WHAT THE TASK REQUIRES | Transcribe all the entries word for word, but omit the images.

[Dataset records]
— start —
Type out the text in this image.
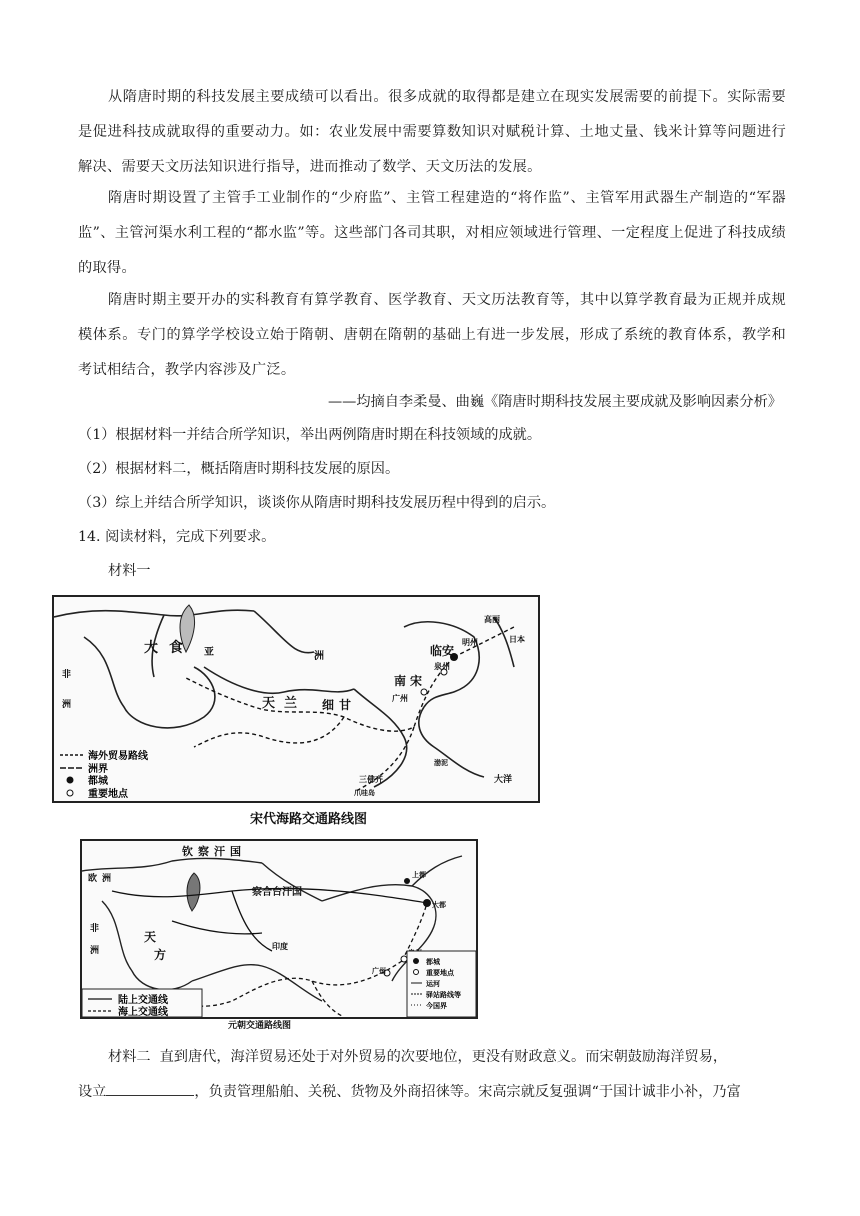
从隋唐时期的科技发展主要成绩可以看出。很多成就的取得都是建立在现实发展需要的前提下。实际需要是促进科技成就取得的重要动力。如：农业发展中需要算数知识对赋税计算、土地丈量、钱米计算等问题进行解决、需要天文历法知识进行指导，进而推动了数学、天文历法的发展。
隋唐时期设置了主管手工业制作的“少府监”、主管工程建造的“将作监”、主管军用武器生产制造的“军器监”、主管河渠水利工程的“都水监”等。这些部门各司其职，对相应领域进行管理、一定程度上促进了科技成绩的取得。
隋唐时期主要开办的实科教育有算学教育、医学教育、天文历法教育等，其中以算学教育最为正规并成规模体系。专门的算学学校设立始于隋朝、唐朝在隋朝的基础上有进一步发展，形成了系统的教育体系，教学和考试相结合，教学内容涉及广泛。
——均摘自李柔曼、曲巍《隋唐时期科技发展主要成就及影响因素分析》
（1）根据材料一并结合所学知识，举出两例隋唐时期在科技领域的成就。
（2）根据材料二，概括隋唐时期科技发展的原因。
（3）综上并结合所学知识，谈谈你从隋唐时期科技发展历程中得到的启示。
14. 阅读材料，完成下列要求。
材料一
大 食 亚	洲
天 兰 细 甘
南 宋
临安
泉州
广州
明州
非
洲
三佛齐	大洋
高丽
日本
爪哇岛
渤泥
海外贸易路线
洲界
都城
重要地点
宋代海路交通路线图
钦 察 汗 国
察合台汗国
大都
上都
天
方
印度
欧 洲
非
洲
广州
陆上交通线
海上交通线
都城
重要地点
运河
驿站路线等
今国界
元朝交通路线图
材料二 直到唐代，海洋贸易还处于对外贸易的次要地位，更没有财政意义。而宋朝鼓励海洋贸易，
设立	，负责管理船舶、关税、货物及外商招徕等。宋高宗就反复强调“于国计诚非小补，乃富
— end —
THE COMPLETED TASK |
Type out the text in this image.
从隋唐时期的科技发展主要成绩可以看出。很多成就的取得都是建立在现实发展需要的前提下。实际需要是促进科技成就取得的重要动力。如：农业发展中需要算数知识对赋税计算、土地丈量、钱米计算等问题进行解决、需要天文历法知识进行指导，进而推动了数学、天文历法的发展。
隋唐时期设置了主管手工业制作的“少府监”、主管工程建造的“将作监”、主管军用武器生产制造的“军器监”、主管河渠水利工程的“都水监”等。这些部门各司其职，对相应领域进行管理、一定程度上促进了科技成绩的取得。
隋唐时期主要开办的实科教育有算学教育、医学教育、天文历法教育等，其中以算学教育最为正规并成规模体系。专门的算学学校设立始于隋朝、唐朝在隋朝的基础上有进一步发展，形成了系统的教育体系，教学和考试相结合，教学内容涉及广泛。
——均摘自李柔曼、曲巍《隋唐时期科技发展主要成就及影响因素分析》
（1）根据材料一并结合所学知识，举出两例隋唐时期在科技领域的成就。
（2）根据材料二，概括隋唐时期科技发展的原因。
（3）综上并结合所学知识，谈谈你从隋唐时期科技发展历程中得到的启示。
14. 阅读材料，完成下列要求。
材料一
大 食 亚	洲
天 兰 细 甘
南 宋
临安
泉州
广州
明州
非
洲
三佛齐	大洋
高丽
日本
爪哇岛
渤泥
海外贸易路线
洲界
都城
重要地点
宋代海路交通路线图
钦 察 汗 国
察合台汗国
大都
上都
天
方
印度
欧 洲
非
洲
广州
陆上交通线
海上交通线
都城
重要地点
运河
驿站路线等
今国界
元朝交通路线图
材料二 直到唐代，海洋贸易还处于对外贸易的次要地位，更没有财政意义。而宋朝鼓励海洋贸易，
设立	，负责管理船舶、关税、货物及外商招徕等。宋高宗就反复强调“于国计诚非小补，乃富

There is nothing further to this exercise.